Job: Quote every line as written. Omit pictures.

[BEGIN]

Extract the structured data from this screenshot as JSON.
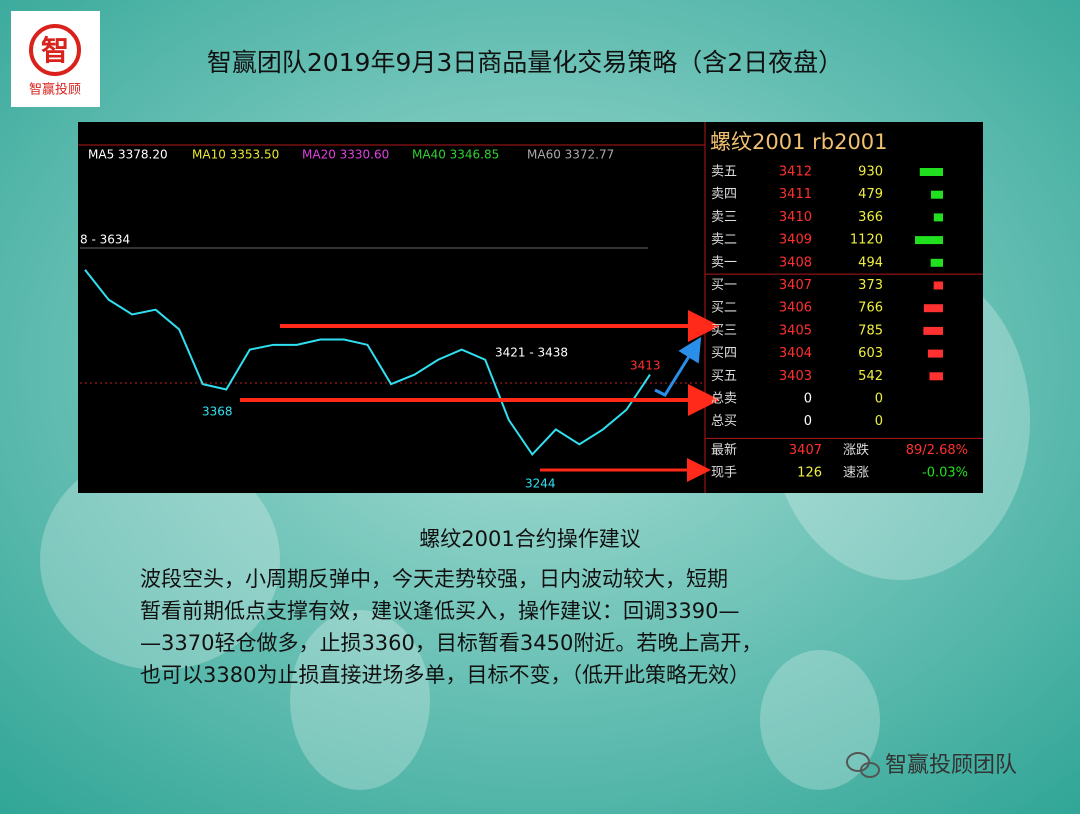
{
  "header": {
    "logo_text": "智赢投顾",
    "logo_char": "智",
    "title": "智赢团队2019年9月3日商品量化交易策略（含2日夜盘）"
  },
  "chart": {
    "ma_labels": [
      "MA5 3378.20",
      "MA10 3353.50",
      "MA20 3330.60",
      "MA40 3346.85",
      "MA60 3372.77"
    ],
    "annotations": [
      "8 - 3634",
      "3368",
      "3421 - 3438",
      "3413",
      "3244"
    ],
    "price": {
      "ylim": [
        3220,
        3680
      ],
      "values": [
        3583,
        3533,
        3508,
        3516,
        3483,
        3391,
        3382,
        3449,
        3457,
        3457,
        3466,
        3466,
        3457,
        3391,
        3407,
        3432,
        3449,
        3432,
        3331,
        3273,
        3315,
        3290,
        3315,
        3348,
        3407
      ]
    }
  },
  "quote": {
    "title": "螺纹2001  rb2001",
    "rows": [
      [
        "卖五",
        3412,
        930
      ],
      [
        "卖四",
        3411,
        479
      ],
      [
        "卖三",
        3410,
        366
      ],
      [
        "卖二",
        3409,
        1120
      ],
      [
        "卖一",
        3408,
        494
      ],
      [
        "买一",
        3407,
        373
      ],
      [
        "买二",
        3406,
        766
      ],
      [
        "买三",
        3405,
        785
      ],
      [
        "买四",
        3404,
        603
      ],
      [
        "买五",
        3403,
        542
      ],
      [
        "总卖",
        0,
        0
      ],
      [
        "总买",
        0,
        0
      ]
    ],
    "stats": [
      [
        "最新",
        3407,
        "涨跌",
        "89/2.68%"
      ],
      [
        "现手",
        126,
        "速涨",
        "-0.03%"
      ]
    ]
  },
  "body": {
    "subtitle": "螺纹2001合约操作建议",
    "lines": [
      "波段空头，小周期反弹中，今天走势较强，日内波动较大，短期",
      "暂看前期低点支撑有效，建议逢低买入，操作建议：回调3390—",
      "—3370轻仓做多，止损3360，目标暂看3450附近。若晚上高开，",
      "也可以3380为止损直接进场多单，目标不变，（低开此策略无效）"
    ]
  },
  "footer": {
    "brand": "智赢投顾团队"
  }
}
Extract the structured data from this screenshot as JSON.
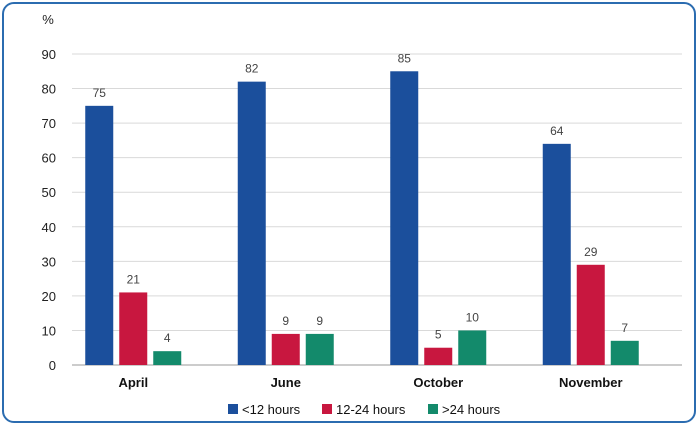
{
  "chart_data": {
    "type": "bar",
    "ylabel": "%",
    "ylim": [
      0,
      90
    ],
    "yticks": [
      0,
      10,
      20,
      30,
      40,
      50,
      60,
      70,
      80,
      90
    ],
    "grid": true,
    "legend_position": "bottom",
    "categories": [
      "April",
      "June",
      "October",
      "November"
    ],
    "series": [
      {
        "name": "<12 hours",
        "color": "#1b4f9c",
        "values": [
          75,
          82,
          85,
          64
        ]
      },
      {
        "name": "12-24 hours",
        "color": "#c8173f",
        "values": [
          21,
          9,
          5,
          29
        ]
      },
      {
        "name": ">24 hours",
        "color": "#138a6b",
        "values": [
          4,
          9,
          10,
          7
        ]
      }
    ]
  }
}
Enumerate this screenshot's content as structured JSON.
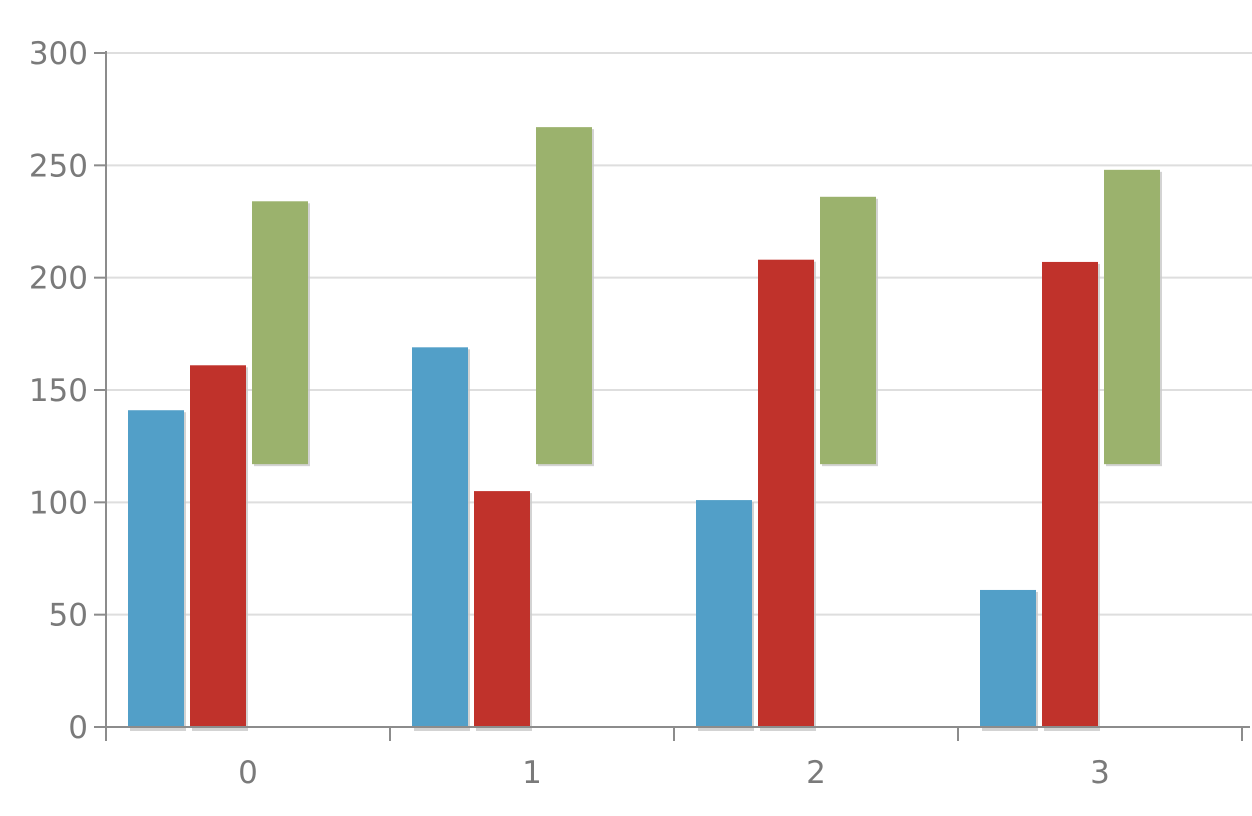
{
  "chart_data": {
    "type": "bar",
    "categories": [
      "0",
      "1",
      "2",
      "3"
    ],
    "ylim": [
      0,
      300
    ],
    "yticks": [
      "0",
      "50",
      "100",
      "150",
      "200",
      "250",
      "300"
    ],
    "grid": true,
    "legend": "none",
    "series": [
      {
        "color": "#529fc8",
        "values": [
          141,
          169,
          101,
          61
        ]
      },
      {
        "color": "#c0322b",
        "values": [
          161,
          105,
          208,
          207
        ]
      },
      {
        "color": "#9bb26d",
        "floating": true,
        "values": [
          {
            "low": 117,
            "high": 234
          },
          {
            "low": 117,
            "high": 267
          },
          {
            "low": 117,
            "high": 236
          },
          {
            "low": 117,
            "high": 248
          }
        ]
      }
    ],
    "colors": {
      "axis": "#8c8c8c",
      "grid": "#dedede",
      "tick_text": "#7a7a7a",
      "bar_shadow": "#c8c8c8"
    }
  }
}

[END]

Answer below:
Extract the structured data from this screenshot as JSON.
{
  "header": {
    "logo_text": "智赢投顾",
    "logo_char": "智",
    "title": "智赢团队2019年9月3日商品量化交易策略（含2日夜盘）"
  },
  "chart": {
    "ma_labels": [
      "MA5 3378.20",
      "MA10 3353.50",
      "MA20 3330.60",
      "MA40 3346.85",
      "MA60 3372.77"
    ],
    "annotations": [
      "8 - 3634",
      "3368",
      "3421 - 3438",
      "3413",
      "3244"
    ],
    "price": {
      "ylim": [
        3220,
        3680
      ],
      "values": [
        3583,
        3533,
        3508,
        3516,
        3483,
        3391,
        3382,
        3449,
        3457,
        3457,
        3466,
        3466,
        3457,
        3391,
        3407,
        3432,
        3449,
        3432,
        3331,
        3273,
        3315,
        3290,
        3315,
        3348,
        3407
      ]
    }
  },
  "quote": {
    "title": "螺纹2001  rb2001",
    "rows": [
      [
        "卖五",
        3412,
        930
      ],
      [
        "卖四",
        3411,
        479
      ],
      [
        "卖三",
        3410,
        366
      ],
      [
        "卖二",
        3409,
        1120
      ],
      [
        "卖一",
        3408,
        494
      ],
      [
        "买一",
        3407,
        373
      ],
      [
        "买二",
        3406,
        766
      ],
      [
        "买三",
        3405,
        785
      ],
      [
        "买四",
        3404,
        603
      ],
      [
        "买五",
        3403,
        542
      ],
      [
        "总卖",
        0,
        0
      ],
      [
        "总买",
        0,
        0
      ]
    ],
    "stats": [
      [
        "最新",
        3407,
        "涨跌",
        "89/2.68%"
      ],
      [
        "现手",
        126,
        "速涨",
        "-0.03%"
      ]
    ]
  },
  "body": {
    "subtitle": "螺纹2001合约操作建议",
    "lines": [
      "波段空头，小周期反弹中，今天走势较强，日内波动较大，短期",
      "暂看前期低点支撑有效，建议逢低买入，操作建议：回调3390—",
      "—3370轻仓做多，止损3360，目标暂看3450附近。若晚上高开，",
      "也可以3380为止损直接进场多单，目标不变，（低开此策略无效）"
    ]
  },
  "footer": {
    "brand": "智赢投顾团队"
  }
}
Extract the structured data from this screenshot as JSON.
{
  "chart_data": {
    "type": "bar",
    "ylabel": "%",
    "ylim": [
      0,
      90
    ],
    "yticks": [
      0,
      10,
      20,
      30,
      40,
      50,
      60,
      70,
      80,
      90
    ],
    "grid": true,
    "legend_position": "bottom",
    "categories": [
      "April",
      "June",
      "October",
      "November"
    ],
    "series": [
      {
        "name": "<12 hours",
        "color": "#1b4f9c",
        "values": [
          75,
          82,
          85,
          64
        ]
      },
      {
        "name": "12-24 hours",
        "color": "#c8173f",
        "values": [
          21,
          9,
          5,
          29
        ]
      },
      {
        "name": ">24 hours",
        "color": "#138a6b",
        "values": [
          4,
          9,
          10,
          7
        ]
      }
    ]
  }
}
Enumerate this screenshot's content as structured JSON.
{
  "chart_data": {
    "type": "bar",
    "categories": [
      "0",
      "1",
      "2",
      "3"
    ],
    "ylim": [
      0,
      300
    ],
    "yticks": [
      "0",
      "50",
      "100",
      "150",
      "200",
      "250",
      "300"
    ],
    "grid": true,
    "legend": "none",
    "series": [
      {
        "color": "#529fc8",
        "values": [
          141,
          169,
          101,
          61
        ]
      },
      {
        "color": "#c0322b",
        "values": [
          161,
          105,
          208,
          207
        ]
      },
      {
        "color": "#9bb26d",
        "floating": true,
        "values": [
          {
            "low": 117,
            "high": 234
          },
          {
            "low": 117,
            "high": 267
          },
          {
            "low": 117,
            "high": 236
          },
          {
            "low": 117,
            "high": 248
          }
        ]
      }
    ],
    "colors": {
      "axis": "#8c8c8c",
      "grid": "#dedede",
      "tick_text": "#7a7a7a",
      "bar_shadow": "#c8c8c8"
    }
  }
}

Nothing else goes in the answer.